- [The exercise]: Find the lines holding the word "JSON" and collect them.

[Items from a data source]
*-*-*

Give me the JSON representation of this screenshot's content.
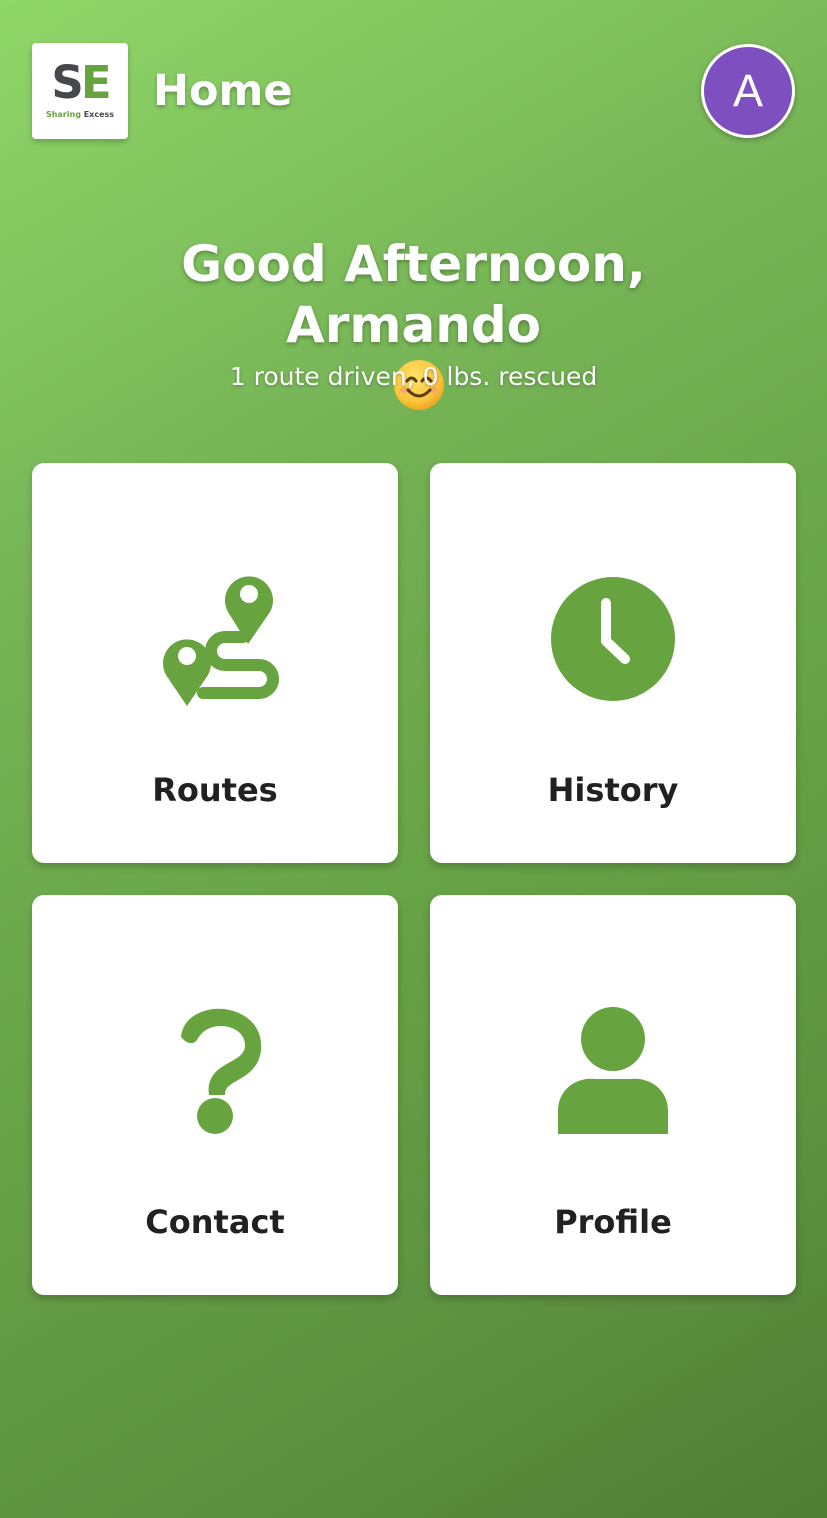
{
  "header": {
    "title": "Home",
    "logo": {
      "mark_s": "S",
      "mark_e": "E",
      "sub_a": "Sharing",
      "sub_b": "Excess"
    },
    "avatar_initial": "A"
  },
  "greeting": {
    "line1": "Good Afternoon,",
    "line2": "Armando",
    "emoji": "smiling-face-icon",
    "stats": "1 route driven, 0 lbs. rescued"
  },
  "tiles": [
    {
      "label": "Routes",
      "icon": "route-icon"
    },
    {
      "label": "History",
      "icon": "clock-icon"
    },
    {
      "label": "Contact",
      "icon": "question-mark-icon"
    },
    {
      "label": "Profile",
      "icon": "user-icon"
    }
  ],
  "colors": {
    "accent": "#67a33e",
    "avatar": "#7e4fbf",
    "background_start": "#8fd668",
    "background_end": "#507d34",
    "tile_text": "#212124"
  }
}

*-*-*

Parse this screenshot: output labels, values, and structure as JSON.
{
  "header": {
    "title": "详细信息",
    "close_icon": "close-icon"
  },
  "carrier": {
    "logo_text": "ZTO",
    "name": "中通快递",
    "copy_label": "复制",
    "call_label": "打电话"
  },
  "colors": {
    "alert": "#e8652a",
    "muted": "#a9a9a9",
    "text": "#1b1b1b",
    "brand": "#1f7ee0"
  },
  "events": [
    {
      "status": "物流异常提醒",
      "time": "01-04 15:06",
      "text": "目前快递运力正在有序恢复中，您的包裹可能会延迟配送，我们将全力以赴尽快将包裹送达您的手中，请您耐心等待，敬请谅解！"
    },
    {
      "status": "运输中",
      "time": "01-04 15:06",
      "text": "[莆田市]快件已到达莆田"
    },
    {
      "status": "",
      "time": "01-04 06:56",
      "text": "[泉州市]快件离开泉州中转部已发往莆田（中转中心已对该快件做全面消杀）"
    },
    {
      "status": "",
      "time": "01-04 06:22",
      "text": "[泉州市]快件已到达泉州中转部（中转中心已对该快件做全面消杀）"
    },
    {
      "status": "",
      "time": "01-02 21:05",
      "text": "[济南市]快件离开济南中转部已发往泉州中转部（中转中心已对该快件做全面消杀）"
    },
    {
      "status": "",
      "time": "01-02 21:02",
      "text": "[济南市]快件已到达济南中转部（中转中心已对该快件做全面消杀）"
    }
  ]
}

*-*-*

- [Solution for this task]:
Give me the JSON representation of this screenshot's content.
Parse this screenshot: output labels, values, and structure as JSON.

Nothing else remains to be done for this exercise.